◆ **Your goal**:
Please copy out the records word for word, from the start of the records through the line containing "back-wordmark: dertree [708, 556, 811, 597]".

───── Dataset rows ─────

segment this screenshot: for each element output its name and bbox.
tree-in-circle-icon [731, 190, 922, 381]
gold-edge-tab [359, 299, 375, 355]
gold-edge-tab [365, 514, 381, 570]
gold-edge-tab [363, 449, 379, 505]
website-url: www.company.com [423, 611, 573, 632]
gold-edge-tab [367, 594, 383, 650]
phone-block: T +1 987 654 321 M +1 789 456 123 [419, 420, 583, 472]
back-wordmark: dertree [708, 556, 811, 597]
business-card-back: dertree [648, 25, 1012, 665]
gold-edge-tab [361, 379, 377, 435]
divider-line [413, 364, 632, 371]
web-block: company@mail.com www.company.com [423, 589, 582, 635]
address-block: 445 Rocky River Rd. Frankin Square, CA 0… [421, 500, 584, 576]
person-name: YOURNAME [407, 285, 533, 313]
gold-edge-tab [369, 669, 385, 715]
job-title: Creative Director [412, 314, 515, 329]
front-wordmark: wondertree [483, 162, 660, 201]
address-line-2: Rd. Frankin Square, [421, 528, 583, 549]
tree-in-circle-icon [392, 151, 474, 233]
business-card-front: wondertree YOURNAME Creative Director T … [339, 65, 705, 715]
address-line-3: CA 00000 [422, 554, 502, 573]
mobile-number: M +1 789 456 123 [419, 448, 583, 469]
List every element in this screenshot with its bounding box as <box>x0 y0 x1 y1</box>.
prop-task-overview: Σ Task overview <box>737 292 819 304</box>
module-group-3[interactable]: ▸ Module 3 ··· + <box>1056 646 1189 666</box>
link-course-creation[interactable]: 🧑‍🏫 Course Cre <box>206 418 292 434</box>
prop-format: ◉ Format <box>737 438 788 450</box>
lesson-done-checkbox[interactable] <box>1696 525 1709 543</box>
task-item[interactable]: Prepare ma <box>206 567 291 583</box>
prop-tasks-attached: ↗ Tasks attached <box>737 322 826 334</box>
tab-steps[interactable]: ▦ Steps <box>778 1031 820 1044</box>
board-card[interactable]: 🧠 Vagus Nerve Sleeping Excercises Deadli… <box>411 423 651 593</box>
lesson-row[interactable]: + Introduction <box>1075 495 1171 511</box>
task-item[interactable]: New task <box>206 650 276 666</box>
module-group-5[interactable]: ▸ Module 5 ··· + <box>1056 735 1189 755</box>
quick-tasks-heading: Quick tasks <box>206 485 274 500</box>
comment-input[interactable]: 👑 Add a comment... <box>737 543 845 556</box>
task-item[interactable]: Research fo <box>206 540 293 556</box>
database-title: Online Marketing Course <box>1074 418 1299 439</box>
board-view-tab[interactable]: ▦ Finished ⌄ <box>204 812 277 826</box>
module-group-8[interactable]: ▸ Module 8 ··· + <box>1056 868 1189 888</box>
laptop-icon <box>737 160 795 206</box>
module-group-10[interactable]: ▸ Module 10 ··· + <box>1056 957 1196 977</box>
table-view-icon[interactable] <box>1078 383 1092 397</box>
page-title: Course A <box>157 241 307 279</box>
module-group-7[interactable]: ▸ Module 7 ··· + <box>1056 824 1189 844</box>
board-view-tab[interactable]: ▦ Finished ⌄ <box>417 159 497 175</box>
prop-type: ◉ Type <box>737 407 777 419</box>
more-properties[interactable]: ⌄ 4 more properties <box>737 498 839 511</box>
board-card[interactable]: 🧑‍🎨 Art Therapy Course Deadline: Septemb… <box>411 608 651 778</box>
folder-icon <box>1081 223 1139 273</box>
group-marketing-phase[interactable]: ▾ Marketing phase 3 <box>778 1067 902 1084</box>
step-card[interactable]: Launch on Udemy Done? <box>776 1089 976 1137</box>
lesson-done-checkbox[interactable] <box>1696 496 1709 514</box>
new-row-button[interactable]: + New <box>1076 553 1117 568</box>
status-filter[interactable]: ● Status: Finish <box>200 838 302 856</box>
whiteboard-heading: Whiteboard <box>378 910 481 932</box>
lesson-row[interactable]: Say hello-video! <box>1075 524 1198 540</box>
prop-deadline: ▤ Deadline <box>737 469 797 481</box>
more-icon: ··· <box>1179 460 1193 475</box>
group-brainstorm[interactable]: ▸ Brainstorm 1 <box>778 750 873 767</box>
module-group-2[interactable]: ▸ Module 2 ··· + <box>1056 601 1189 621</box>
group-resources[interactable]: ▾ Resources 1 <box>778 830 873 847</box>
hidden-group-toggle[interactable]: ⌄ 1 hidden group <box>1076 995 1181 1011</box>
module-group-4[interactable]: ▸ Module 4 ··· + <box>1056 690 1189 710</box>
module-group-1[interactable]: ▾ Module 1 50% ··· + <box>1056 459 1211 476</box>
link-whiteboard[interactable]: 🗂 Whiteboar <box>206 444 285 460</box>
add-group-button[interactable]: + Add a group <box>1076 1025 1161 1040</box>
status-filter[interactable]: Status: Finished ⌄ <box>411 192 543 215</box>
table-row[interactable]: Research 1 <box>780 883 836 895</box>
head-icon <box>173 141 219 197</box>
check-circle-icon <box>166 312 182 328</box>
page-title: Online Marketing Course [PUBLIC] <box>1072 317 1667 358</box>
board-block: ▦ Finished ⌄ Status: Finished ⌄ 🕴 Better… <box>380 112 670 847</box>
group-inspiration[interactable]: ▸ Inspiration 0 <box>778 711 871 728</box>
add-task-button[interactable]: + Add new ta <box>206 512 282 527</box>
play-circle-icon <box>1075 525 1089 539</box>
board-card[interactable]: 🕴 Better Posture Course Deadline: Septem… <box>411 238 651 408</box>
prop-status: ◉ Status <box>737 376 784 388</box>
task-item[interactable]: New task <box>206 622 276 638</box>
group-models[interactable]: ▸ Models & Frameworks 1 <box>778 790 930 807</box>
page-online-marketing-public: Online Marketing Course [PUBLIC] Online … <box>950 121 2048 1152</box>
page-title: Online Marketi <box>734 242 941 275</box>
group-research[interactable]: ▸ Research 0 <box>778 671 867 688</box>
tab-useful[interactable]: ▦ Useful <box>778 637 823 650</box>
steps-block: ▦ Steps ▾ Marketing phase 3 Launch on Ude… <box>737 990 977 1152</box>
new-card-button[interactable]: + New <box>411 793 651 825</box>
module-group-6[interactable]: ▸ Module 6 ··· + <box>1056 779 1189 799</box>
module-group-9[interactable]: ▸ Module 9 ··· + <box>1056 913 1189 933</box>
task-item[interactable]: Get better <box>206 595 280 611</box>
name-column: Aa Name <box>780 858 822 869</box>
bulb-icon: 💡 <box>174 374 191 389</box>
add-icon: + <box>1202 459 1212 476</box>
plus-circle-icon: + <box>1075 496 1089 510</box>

─────

◆ **Answer**:
segment this screenshot: for each element output its name and bbox.
tree-in-circle-icon [731, 190, 922, 381]
gold-edge-tab [359, 299, 375, 355]
gold-edge-tab [365, 514, 381, 570]
gold-edge-tab [363, 449, 379, 505]
website-url: www.company.com [423, 611, 573, 632]
gold-edge-tab [367, 594, 383, 650]
phone-block: T +1 987 654 321 M +1 789 456 123 [419, 420, 583, 472]
back-wordmark: dertree [708, 556, 811, 597]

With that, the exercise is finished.